# Passage given
* begin *

Well it certainly looks very functional . Great job you did there in my opinion ,as it factory if anything.
I'm understanding the open front concept more and see the advantages of being able to work on a piece vertically

I only wish you were my neighbor lol . Would be nice having guidance on the first build


----------



## honesttjohn (Feb 17, 2015)

do they have things like clip art that are already set up, and you just have to download them, or does it all require to start from scratch?

HJ

Trying to get a grasp on the next step. Not much of a market for a $6k nameplate.


----------



## 4DThinker (Feb 16, 2014)

HJ, 

Not sure what "they" you are asking about. I'm using Aspire from Vectric now and it came with a few hundred 2D and 3D "clipart" files you can use for free in your own creations. Both VCarve and Aspire can import almost any digital drawing/photo (bitmap or vectors) and turn it into vector outlines you can use to pocket, profile, carve, or just admire on your PC screen. 

4D


----------



## honesttjohn (Feb 17, 2015)

By they I mean anybody out in Internetland. I was watching one of the tutorials where the guy created a design from scratch. By the time I did all those steps, especially just starting out, I'd be dead for 6 months already.

I was just hoping that I could find an acceptable design that I could "carve" on the cabinet doors or along the frame of the dil's cabinet I'm working on now. Got to have it done by the middle of next week cause we pack up Thursday nite. Not a necessity, but thought it would be a nice touch. When we get back I'll have all kinds of time to play.

I think I'll get the VCarve trial version and see what's on there. Will probably upgrade from Cut 2D anyway. But Len says he does 95% of his stuff right off of Cut2D, the cheapest version. Course he was a graphic designer for 20+ years and knows how to use it to it's fullest.

HJ

Onward and Upward - with a detour here and there


----------



## Seaorsaw (Mar 8, 2015)

Vectric which makes Vcarve pro and Aspire has trial versions you can download and play with, and then you can go to their downloads tab on their site and look at free projects... some of them can be run on the trial versions of their programs ( have a green icon) . Some are really nice... there is a small box available which has nice 3d cuts in it...A very nice starting project.

* end *

# Provided data
* begin *

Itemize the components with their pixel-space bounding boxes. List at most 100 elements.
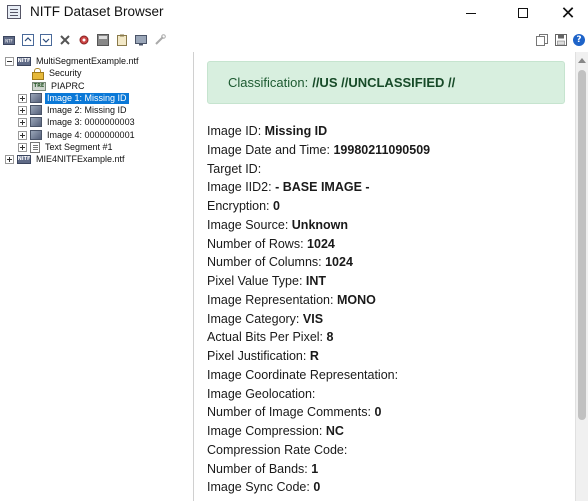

* end *

# What this exercise asks
1. In the forum thread:
(a) Which program does 4DThinker say he is using now?
(b) By when does honesttjohn need the cabinet done?
(c) What share of his work does Len say he does with Cut2D?
2. Return the part of the forum thread that begins at the words "I was just hoping" and stops after "(Mar 8, 2015)", copied without any change.
Answer from the forum thread alone, not from the listing.

# Written answers
1.
(a) Aspire from Vectric
(b) By the middle of next week
(c) 95%

2.
I was just hoping that I could find an acceptable design that I could "carve" on the cabinet doors or along the frame of the dil's cabinet I'm working on now. Got to have it done by the middle of next week cause we pack up Thursday nite. Not a necessity, but thought it would be a nice touch. When we get back I'll have all kinds of time to play.

I think I'll get the VCarve trial version and see what's on there. Will probably upgrade from Cut 2D anyway. But Len says he does 95% of his stuff right off of Cut2D, the cheapest version. Course he was a graphic designer for 20+ years and knows how to use it to it's fullest.

HJ

Onward and Upward - with a detour here and there


----------



## Seaorsaw (Mar 8, 2015)